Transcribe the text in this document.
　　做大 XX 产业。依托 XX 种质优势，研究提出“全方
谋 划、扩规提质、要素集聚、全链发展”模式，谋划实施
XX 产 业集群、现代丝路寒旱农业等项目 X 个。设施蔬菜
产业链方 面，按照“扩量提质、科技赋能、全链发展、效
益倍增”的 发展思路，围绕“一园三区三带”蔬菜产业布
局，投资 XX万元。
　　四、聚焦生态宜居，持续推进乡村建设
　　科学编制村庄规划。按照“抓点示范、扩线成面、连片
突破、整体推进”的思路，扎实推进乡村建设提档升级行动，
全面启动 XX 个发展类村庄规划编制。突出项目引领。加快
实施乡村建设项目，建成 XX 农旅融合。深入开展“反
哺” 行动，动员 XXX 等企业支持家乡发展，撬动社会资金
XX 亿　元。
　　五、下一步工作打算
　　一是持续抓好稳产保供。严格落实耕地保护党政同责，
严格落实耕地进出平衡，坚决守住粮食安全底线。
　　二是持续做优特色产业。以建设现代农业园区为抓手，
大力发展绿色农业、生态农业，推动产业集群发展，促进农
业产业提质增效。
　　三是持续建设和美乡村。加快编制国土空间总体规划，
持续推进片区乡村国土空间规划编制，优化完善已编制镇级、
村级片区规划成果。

━━━━━━

In the listing, find every line containing the word "全链发展" and list it.

谋 划、扩规提质、要素集聚、全链发展”模式，谋划实施
产业链方 面，按照“扩量提质、科技赋能、全链发展、效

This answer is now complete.